— Start LISTING —
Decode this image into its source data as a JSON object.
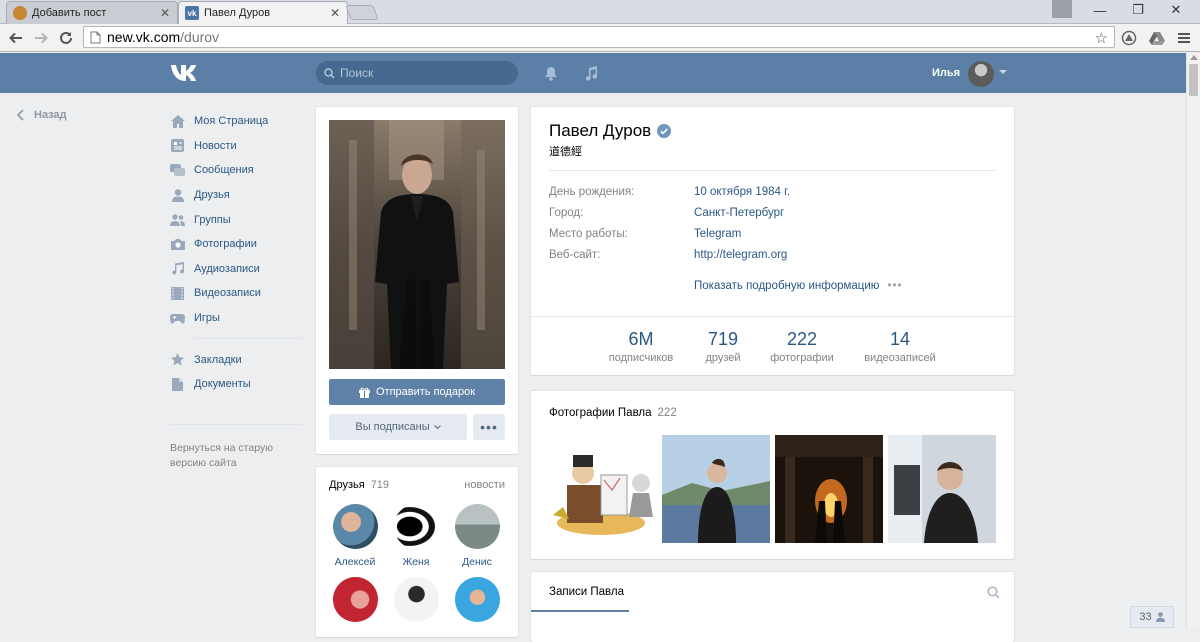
{
  "browser": {
    "tabs": [
      {
        "label": "Добавить пост",
        "active": false
      },
      {
        "label": "Павел Дуров",
        "active": true
      }
    ],
    "url_host": "new.vk.com",
    "url_path": "/durov"
  },
  "header": {
    "search_placeholder": "Поиск",
    "user_name": "Илья",
    "brand_color": "#5b7fa6"
  },
  "leftnav": {
    "back_label": "Назад",
    "items": [
      {
        "label": "Моя Страница",
        "icon": "home-icon"
      },
      {
        "label": "Новости",
        "icon": "news-icon"
      },
      {
        "label": "Сообщения",
        "icon": "messages-icon"
      },
      {
        "label": "Друзья",
        "icon": "friends-icon"
      },
      {
        "label": "Группы",
        "icon": "groups-icon"
      },
      {
        "label": "Фотографии",
        "icon": "camera-icon"
      },
      {
        "label": "Аудиозаписи",
        "icon": "music-icon"
      },
      {
        "label": "Видеозаписи",
        "icon": "video-icon"
      },
      {
        "label": "Игры",
        "icon": "gamepad-icon"
      }
    ],
    "items2": [
      {
        "label": "Закладки",
        "icon": "star-icon"
      },
      {
        "label": "Документы",
        "icon": "document-icon"
      }
    ],
    "old_version": "Вернуться на старую версию сайта"
  },
  "profile": {
    "gift_button": "Отправить подарок",
    "subscribed_button": "Вы подписаны",
    "more_button": "•••",
    "name": "Павел Дуров",
    "status": "道德經",
    "info": [
      {
        "label": "День рождения:",
        "value": "10 октября 1984 г."
      },
      {
        "label": "Город:",
        "value": "Санкт-Петербург"
      },
      {
        "label": "Место работы:",
        "value": "Telegram"
      },
      {
        "label": "Веб-сайт:",
        "value": "http://telegram.org"
      }
    ],
    "more_info": "Показать подробную информацию",
    "counters": [
      {
        "value": "6M",
        "label": "подписчиков"
      },
      {
        "value": "719",
        "label": "друзей"
      },
      {
        "value": "222",
        "label": "фотографии"
      },
      {
        "value": "14",
        "label": "видеозаписей"
      }
    ]
  },
  "friends": {
    "title": "Друзья",
    "count": "719",
    "link": "новости",
    "list": [
      "Алексей",
      "Женя",
      "Денис"
    ]
  },
  "photos": {
    "title": "Фотографии Павла",
    "count": "222"
  },
  "posts": {
    "tab_label": "Записи Павла"
  },
  "chat": {
    "count": "33"
  }
}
— End LISTING —
TASK DIRECTIONS: Images in the data above are to be skipped. Retype all other material exactly.

FINISHED TASK:
Decode this image into its source data as a JSON object.
{
  "browser": {
    "tabs": [
      {
        "label": "Добавить пост",
        "active": false
      },
      {
        "label": "Павел Дуров",
        "active": true
      }
    ],
    "url_host": "new.vk.com",
    "url_path": "/durov"
  },
  "header": {
    "search_placeholder": "Поиск",
    "user_name": "Илья",
    "brand_color": "#5b7fa6"
  },
  "leftnav": {
    "back_label": "Назад",
    "items": [
      {
        "label": "Моя Страница",
        "icon": "home-icon"
      },
      {
        "label": "Новости",
        "icon": "news-icon"
      },
      {
        "label": "Сообщения",
        "icon": "messages-icon"
      },
      {
        "label": "Друзья",
        "icon": "friends-icon"
      },
      {
        "label": "Группы",
        "icon": "groups-icon"
      },
      {
        "label": "Фотографии",
        "icon": "camera-icon"
      },
      {
        "label": "Аудиозаписи",
        "icon": "music-icon"
      },
      {
        "label": "Видеозаписи",
        "icon": "video-icon"
      },
      {
        "label": "Игры",
        "icon": "gamepad-icon"
      }
    ],
    "items2": [
      {
        "label": "Закладки",
        "icon": "star-icon"
      },
      {
        "label": "Документы",
        "icon": "document-icon"
      }
    ],
    "old_version": "Вернуться на старую версию сайта"
  },
  "profile": {
    "gift_button": "Отправить подарок",
    "subscribed_button": "Вы подписаны",
    "more_button": "•••",
    "name": "Павел Дуров",
    "status": "道德經",
    "info": [
      {
        "label": "День рождения:",
        "value": "10 октября 1984 г."
      },
      {
        "label": "Город:",
        "value": "Санкт-Петербург"
      },
      {
        "label": "Место работы:",
        "value": "Telegram"
      },
      {
        "label": "Веб-сайт:",
        "value": "http://telegram.org"
      }
    ],
    "more_info": "Показать подробную информацию",
    "counters": [
      {
        "value": "6M",
        "label": "подписчиков"
      },
      {
        "value": "719",
        "label": "друзей"
      },
      {
        "value": "222",
        "label": "фотографии"
      },
      {
        "value": "14",
        "label": "видеозаписей"
      }
    ]
  },
  "friends": {
    "title": "Друзья",
    "count": "719",
    "link": "новости",
    "list": [
      "Алексей",
      "Женя",
      "Денис"
    ]
  },
  "photos": {
    "title": "Фотографии Павла",
    "count": "222"
  },
  "posts": {
    "tab_label": "Записи Павла"
  },
  "chat": {
    "count": "33"
  }
}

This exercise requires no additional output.